Write down every entry below once more, exactly.

- _ROWS_:
»»

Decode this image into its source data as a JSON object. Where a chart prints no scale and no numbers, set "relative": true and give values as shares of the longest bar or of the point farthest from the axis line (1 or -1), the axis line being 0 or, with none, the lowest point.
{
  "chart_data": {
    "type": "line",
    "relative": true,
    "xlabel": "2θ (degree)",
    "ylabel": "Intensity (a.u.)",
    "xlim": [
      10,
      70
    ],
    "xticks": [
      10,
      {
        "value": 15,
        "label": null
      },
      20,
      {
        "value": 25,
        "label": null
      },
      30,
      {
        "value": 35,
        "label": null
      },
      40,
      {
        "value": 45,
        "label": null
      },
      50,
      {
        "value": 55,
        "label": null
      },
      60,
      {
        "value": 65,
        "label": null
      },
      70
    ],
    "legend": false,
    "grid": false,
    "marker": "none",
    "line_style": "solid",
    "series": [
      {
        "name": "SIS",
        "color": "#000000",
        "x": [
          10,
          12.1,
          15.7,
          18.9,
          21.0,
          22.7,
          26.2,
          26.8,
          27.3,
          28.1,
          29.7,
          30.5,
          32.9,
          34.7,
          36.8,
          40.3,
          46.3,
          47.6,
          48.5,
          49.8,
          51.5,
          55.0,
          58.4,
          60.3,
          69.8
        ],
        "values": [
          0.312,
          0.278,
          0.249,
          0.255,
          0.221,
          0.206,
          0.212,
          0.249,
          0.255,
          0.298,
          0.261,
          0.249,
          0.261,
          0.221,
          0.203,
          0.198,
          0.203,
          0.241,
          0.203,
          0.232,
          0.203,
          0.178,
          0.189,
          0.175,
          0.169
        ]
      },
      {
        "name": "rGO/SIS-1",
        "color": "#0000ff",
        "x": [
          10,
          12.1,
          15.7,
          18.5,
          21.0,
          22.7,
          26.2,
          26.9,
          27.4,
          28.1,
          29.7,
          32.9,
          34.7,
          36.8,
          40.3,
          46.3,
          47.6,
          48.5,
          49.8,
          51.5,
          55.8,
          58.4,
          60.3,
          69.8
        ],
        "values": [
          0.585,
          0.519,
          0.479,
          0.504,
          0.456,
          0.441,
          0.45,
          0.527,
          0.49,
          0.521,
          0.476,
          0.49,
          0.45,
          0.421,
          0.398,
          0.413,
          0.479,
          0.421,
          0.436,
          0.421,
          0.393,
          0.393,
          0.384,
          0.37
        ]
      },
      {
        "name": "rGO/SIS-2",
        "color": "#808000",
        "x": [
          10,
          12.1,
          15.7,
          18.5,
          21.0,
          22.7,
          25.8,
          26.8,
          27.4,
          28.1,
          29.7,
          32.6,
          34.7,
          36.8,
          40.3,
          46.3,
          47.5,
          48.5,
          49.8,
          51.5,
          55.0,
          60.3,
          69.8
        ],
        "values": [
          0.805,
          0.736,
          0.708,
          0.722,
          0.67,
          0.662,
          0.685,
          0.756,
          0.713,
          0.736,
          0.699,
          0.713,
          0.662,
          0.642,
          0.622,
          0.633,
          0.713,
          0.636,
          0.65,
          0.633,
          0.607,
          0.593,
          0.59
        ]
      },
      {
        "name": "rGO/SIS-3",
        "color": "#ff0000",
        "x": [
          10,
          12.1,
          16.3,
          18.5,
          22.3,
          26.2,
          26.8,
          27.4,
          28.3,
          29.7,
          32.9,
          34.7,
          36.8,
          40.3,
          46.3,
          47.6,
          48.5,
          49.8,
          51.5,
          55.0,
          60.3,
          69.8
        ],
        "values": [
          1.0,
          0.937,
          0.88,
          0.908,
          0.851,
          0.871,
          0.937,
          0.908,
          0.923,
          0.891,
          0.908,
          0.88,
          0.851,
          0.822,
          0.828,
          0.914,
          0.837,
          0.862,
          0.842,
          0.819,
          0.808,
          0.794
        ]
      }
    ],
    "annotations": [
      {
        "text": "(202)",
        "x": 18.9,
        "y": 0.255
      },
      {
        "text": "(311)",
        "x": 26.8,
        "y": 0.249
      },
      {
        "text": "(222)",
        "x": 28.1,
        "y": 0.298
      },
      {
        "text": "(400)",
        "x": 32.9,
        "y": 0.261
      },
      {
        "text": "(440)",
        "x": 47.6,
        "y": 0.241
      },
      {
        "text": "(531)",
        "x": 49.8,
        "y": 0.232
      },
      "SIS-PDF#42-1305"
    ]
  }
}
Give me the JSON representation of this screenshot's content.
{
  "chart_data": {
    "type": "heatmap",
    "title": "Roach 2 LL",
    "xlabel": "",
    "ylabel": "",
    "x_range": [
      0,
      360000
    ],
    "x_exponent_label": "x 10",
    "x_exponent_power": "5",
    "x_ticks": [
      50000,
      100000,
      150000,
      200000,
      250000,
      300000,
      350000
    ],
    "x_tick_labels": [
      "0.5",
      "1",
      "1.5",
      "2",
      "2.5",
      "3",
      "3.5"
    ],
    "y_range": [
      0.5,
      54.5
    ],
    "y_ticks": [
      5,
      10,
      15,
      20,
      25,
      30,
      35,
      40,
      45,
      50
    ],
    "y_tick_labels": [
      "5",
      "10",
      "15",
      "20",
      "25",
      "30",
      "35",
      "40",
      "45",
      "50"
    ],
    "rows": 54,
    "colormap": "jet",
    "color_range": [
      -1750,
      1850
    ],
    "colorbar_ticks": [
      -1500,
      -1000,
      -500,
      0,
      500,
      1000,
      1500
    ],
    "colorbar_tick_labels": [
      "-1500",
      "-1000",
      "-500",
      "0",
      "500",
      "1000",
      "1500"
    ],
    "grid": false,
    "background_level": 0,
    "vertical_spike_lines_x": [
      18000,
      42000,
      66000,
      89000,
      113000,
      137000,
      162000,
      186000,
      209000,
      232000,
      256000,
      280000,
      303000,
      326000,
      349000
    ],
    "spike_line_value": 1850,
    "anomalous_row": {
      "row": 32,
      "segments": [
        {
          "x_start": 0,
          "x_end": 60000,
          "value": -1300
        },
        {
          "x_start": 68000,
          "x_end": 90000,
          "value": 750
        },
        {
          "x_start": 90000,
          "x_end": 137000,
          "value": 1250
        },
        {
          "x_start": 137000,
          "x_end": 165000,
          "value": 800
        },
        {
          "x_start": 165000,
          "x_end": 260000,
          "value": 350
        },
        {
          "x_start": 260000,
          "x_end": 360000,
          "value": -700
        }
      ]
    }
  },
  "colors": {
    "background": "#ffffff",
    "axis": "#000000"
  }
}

««

- _THE RESPONSE_:
Decode this image into its source data as a JSON object. Where a chart prints no scale and no numbers, set "relative": true and give values as shares of the longest bar or of the point farthest from the axis line (1 or -1), the axis line being 0 or, with none, the lowest point.
{
  "chart_data": {
    "type": "line",
    "relative": true,
    "xlabel": "2θ (degree)",
    "ylabel": "Intensity (a.u.)",
    "xlim": [
      10,
      70
    ],
    "xticks": [
      10,
      {
        "value": 15,
        "label": null
      },
      20,
      {
        "value": 25,
        "label": null
      },
      30,
      {
        "value": 35,
        "label": null
      },
      40,
      {
        "value": 45,
        "label": null
      },
      50,
      {
        "value": 55,
        "label": null
      },
      60,
      {
        "value": 65,
        "label": null
      },
      70
    ],
    "legend": false,
    "grid": false,
    "marker": "none",
    "line_style": "solid",
    "series": [
      {
        "name": "SIS",
        "color": "#000000",
        "x": [
          10,
          12.1,
          15.7,
          18.9,
          21.0,
          22.7,
          26.2,
          26.8,
          27.3,
          28.1,
          29.7,
          30.5,
          32.9,
          34.7,
          36.8,
          40.3,
          46.3,
          47.6,
          48.5,
          49.8,
          51.5,
          55.0,
          58.4,
          60.3,
          69.8
        ],
        "values": [
          0.312,
          0.278,
          0.249,
          0.255,
          0.221,
          0.206,
          0.212,
          0.249,
          0.255,
          0.298,
          0.261,
          0.249,
          0.261,
          0.221,
          0.203,
          0.198,
          0.203,
          0.241,
          0.203,
          0.232,
          0.203,
          0.178,
          0.189,
          0.175,
          0.169
        ]
      },
      {
        "name": "rGO/SIS-1",
        "color": "#0000ff",
        "x": [
          10,
          12.1,
          15.7,
          18.5,
          21.0,
          22.7,
          26.2,
          26.9,
          27.4,
          28.1,
          29.7,
          32.9,
          34.7,
          36.8,
          40.3,
          46.3,
          47.6,
          48.5,
          49.8,
          51.5,
          55.8,
          58.4,
          60.3,
          69.8
        ],
        "values": [
          0.585,
          0.519,
          0.479,
          0.504,
          0.456,
          0.441,
          0.45,
          0.527,
          0.49,
          0.521,
          0.476,
          0.49,
          0.45,
          0.421,
          0.398,
          0.413,
          0.479,
          0.421,
          0.436,
          0.421,
          0.393,
          0.393,
          0.384,
          0.37
        ]
      },
      {
        "name": "rGO/SIS-2",
        "color": "#808000",
        "x": [
          10,
          12.1,
          15.7,
          18.5,
          21.0,
          22.7,
          25.8,
          26.8,
          27.4,
          28.1,
          29.7,
          32.6,
          34.7,
          36.8,
          40.3,
          46.3,
          47.5,
          48.5,
          49.8,
          51.5,
          55.0,
          60.3,
          69.8
        ],
        "values": [
          0.805,
          0.736,
          0.708,
          0.722,
          0.67,
          0.662,
          0.685,
          0.756,
          0.713,
          0.736,
          0.699,
          0.713,
          0.662,
          0.642,
          0.622,
          0.633,
          0.713,
          0.636,
          0.65,
          0.633,
          0.607,
          0.593,
          0.59
        ]
      },
      {
        "name": "rGO/SIS-3",
        "color": "#ff0000",
        "x": [
          10,
          12.1,
          16.3,
          18.5,
          22.3,
          26.2,
          26.8,
          27.4,
          28.3,
          29.7,
          32.9,
          34.7,
          36.8,
          40.3,
          46.3,
          47.6,
          48.5,
          49.8,
          51.5,
          55.0,
          60.3,
          69.8
        ],
        "values": [
          1.0,
          0.937,
          0.88,
          0.908,
          0.851,
          0.871,
          0.937,
          0.908,
          0.923,
          0.891,
          0.908,
          0.88,
          0.851,
          0.822,
          0.828,
          0.914,
          0.837,
          0.862,
          0.842,
          0.819,
          0.808,
          0.794
        ]
      }
    ],
    "annotations": [
      {
        "text": "(202)",
        "x": 18.9,
        "y": 0.255
      },
      {
        "text": "(311)",
        "x": 26.8,
        "y": 0.249
      },
      {
        "text": "(222)",
        "x": 28.1,
        "y": 0.298
      },
      {
        "text": "(400)",
        "x": 32.9,
        "y": 0.261
      },
      {
        "text": "(440)",
        "x": 47.6,
        "y": 0.241
      },
      {
        "text": "(531)",
        "x": 49.8,
        "y": 0.232
      },
      "SIS-PDF#42-1305"
    ]
  }
}
Give me the JSON representation of this screenshot's content.
{
  "chart_data": {
    "type": "heatmap",
    "title": "Roach 2 LL",
    "xlabel": "",
    "ylabel": "",
    "x_range": [
      0,
      360000
    ],
    "x_exponent_label": "x 10",
    "x_exponent_power": "5",
    "x_ticks": [
      50000,
      100000,
      150000,
      200000,
      250000,
      300000,
      350000
    ],
    "x_tick_labels": [
      "0.5",
      "1",
      "1.5",
      "2",
      "2.5",
      "3",
      "3.5"
    ],
    "y_range": [
      0.5,
      54.5
    ],
    "y_ticks": [
      5,
      10,
      15,
      20,
      25,
      30,
      35,
      40,
      45,
      50
    ],
    "y_tick_labels": [
      "5",
      "10",
      "15",
      "20",
      "25",
      "30",
      "35",
      "40",
      "45",
      "50"
    ],
    "rows": 54,
    "colormap": "jet",
    "color_range": [
      -1750,
      1850
    ],
    "colorbar_ticks": [
      -1500,
      -1000,
      -500,
      0,
      500,
      1000,
      1500
    ],
    "colorbar_tick_labels": [
      "-1500",
      "-1000",
      "-500",
      "0",
      "500",
      "1000",
      "1500"
    ],
    "grid": false,
    "background_level": 0,
    "vertical_spike_lines_x": [
      18000,
      42000,
      66000,
      89000,
      113000,
      137000,
      162000,
      186000,
      209000,
      232000,
      256000,
      280000,
      303000,
      326000,
      349000
    ],
    "spike_line_value": 1850,
    "anomalous_row": {
      "row": 32,
      "segments": [
        {
          "x_start": 0,
          "x_end": 60000,
          "value": -1300
        },
        {
          "x_start": 68000,
          "x_end": 90000,
          "value": 750
        },
        {
          "x_start": 90000,
          "x_end": 137000,
          "value": 1250
        },
        {
          "x_start": 137000,
          "x_end": 165000,
          "value": 800
        },
        {
          "x_start": 165000,
          "x_end": 260000,
          "value": 350
        },
        {
          "x_start": 260000,
          "x_end": 360000,
          "value": -700
        }
      ]
    }
  },
  "colors": {
    "background": "#ffffff",
    "axis": "#000000"
  }
}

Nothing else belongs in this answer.